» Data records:

####

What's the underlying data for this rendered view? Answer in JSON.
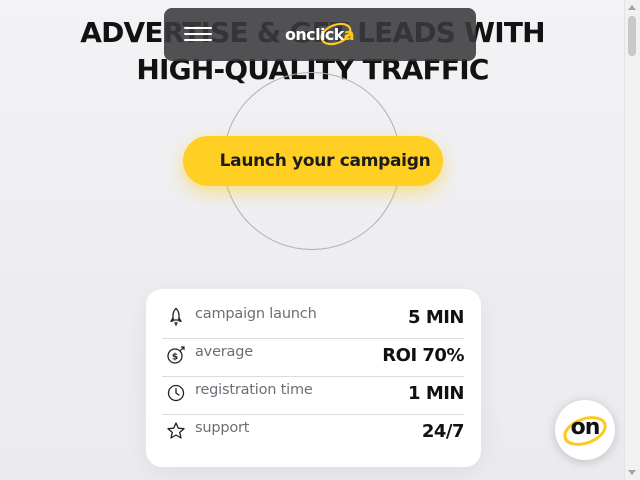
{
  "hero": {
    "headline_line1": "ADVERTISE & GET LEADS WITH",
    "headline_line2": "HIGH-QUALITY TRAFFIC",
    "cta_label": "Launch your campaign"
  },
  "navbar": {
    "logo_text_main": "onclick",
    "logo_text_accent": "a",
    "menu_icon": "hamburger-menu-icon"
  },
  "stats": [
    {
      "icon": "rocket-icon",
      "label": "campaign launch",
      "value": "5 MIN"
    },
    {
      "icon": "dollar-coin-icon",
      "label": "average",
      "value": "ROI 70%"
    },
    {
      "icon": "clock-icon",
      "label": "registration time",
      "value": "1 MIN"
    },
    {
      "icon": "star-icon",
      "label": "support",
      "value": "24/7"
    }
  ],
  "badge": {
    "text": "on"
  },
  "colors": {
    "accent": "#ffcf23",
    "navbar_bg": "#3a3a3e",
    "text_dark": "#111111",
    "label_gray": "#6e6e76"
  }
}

####

» INSTRUCTIONS TO FOLLOW:
Your task is to reproduce all of the material exactly. The pictures stay out.

» OUTPUT BELOW:
What's the underlying data for this rendered view? Answer in JSON.
{
  "hero": {
    "headline_line1": "ADVERTISE & GET LEADS WITH",
    "headline_line2": "HIGH-QUALITY TRAFFIC",
    "cta_label": "Launch your campaign"
  },
  "navbar": {
    "logo_text_main": "onclick",
    "logo_text_accent": "a",
    "menu_icon": "hamburger-menu-icon"
  },
  "stats": [
    {
      "icon": "rocket-icon",
      "label": "campaign launch",
      "value": "5 MIN"
    },
    {
      "icon": "dollar-coin-icon",
      "label": "average",
      "value": "ROI 70%"
    },
    {
      "icon": "clock-icon",
      "label": "registration time",
      "value": "1 MIN"
    },
    {
      "icon": "star-icon",
      "label": "support",
      "value": "24/7"
    }
  ],
  "badge": {
    "text": "on"
  },
  "colors": {
    "accent": "#ffcf23",
    "navbar_bg": "#3a3a3e",
    "text_dark": "#111111",
    "label_gray": "#6e6e76"
  }
}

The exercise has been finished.